>> BEGIN Data to use

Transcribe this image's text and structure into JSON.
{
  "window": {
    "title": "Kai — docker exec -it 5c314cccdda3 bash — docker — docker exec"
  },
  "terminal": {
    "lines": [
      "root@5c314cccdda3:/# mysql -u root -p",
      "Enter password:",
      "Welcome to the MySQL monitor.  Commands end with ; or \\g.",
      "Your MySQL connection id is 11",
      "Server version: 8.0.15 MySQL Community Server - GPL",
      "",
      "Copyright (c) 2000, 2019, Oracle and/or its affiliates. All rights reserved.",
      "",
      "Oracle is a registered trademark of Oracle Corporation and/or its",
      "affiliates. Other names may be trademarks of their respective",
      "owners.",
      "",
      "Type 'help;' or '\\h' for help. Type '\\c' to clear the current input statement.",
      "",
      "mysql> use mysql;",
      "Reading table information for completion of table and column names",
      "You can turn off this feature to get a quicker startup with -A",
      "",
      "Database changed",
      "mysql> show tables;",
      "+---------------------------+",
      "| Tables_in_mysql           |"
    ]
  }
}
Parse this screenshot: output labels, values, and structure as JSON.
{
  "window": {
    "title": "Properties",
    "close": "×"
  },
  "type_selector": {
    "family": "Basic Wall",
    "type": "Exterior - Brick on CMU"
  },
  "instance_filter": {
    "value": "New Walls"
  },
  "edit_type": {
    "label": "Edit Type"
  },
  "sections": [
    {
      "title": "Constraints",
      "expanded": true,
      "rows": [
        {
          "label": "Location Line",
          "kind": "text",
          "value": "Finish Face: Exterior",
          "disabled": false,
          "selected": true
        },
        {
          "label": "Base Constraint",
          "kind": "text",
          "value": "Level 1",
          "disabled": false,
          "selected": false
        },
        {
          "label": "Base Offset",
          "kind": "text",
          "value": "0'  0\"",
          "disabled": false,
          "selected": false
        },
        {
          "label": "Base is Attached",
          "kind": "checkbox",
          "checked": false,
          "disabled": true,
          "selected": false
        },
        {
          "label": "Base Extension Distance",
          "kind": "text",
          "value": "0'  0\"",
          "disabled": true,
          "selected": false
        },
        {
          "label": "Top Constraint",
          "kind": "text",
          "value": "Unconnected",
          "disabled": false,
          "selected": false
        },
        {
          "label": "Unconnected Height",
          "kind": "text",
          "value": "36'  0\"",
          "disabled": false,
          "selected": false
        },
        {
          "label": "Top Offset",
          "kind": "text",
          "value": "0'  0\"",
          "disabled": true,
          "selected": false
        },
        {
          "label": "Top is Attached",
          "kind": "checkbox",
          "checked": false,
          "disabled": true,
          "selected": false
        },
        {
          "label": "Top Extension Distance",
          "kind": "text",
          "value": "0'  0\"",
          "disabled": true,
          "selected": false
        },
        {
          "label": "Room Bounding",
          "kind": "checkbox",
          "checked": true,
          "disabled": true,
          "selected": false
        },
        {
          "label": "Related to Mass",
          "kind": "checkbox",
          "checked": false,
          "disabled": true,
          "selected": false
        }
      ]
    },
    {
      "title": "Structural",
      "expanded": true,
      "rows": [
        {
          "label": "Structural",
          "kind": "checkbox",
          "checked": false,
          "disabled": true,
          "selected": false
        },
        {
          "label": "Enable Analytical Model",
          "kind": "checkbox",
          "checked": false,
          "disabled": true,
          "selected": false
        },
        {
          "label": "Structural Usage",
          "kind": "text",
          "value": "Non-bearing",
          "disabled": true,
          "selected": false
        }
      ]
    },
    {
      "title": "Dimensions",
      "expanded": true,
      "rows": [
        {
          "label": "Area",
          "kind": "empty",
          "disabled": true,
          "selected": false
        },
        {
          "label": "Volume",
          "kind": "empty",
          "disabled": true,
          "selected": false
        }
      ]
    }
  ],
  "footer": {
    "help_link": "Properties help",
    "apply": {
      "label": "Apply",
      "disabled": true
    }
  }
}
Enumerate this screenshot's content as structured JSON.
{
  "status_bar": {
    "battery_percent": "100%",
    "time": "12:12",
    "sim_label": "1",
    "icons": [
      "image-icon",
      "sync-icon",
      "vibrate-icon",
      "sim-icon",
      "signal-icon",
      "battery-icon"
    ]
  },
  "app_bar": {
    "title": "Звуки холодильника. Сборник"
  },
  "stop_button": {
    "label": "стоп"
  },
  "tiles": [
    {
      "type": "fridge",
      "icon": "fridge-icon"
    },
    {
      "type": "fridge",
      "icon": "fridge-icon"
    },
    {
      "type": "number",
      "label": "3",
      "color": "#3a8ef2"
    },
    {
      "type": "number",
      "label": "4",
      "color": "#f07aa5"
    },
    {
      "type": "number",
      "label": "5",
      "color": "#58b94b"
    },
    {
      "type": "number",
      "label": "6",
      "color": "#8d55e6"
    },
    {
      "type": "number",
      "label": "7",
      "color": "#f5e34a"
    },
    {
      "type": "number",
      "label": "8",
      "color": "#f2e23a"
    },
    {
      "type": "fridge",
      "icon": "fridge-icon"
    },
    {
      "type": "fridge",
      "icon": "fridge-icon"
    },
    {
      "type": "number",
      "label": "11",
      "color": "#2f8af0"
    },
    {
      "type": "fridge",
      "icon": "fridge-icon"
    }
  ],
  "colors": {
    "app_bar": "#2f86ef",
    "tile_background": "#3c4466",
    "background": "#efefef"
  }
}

>> END Data to use

• **The task**
From the material above, count the lines that include "Extension" and give only the total.

• **The output**
2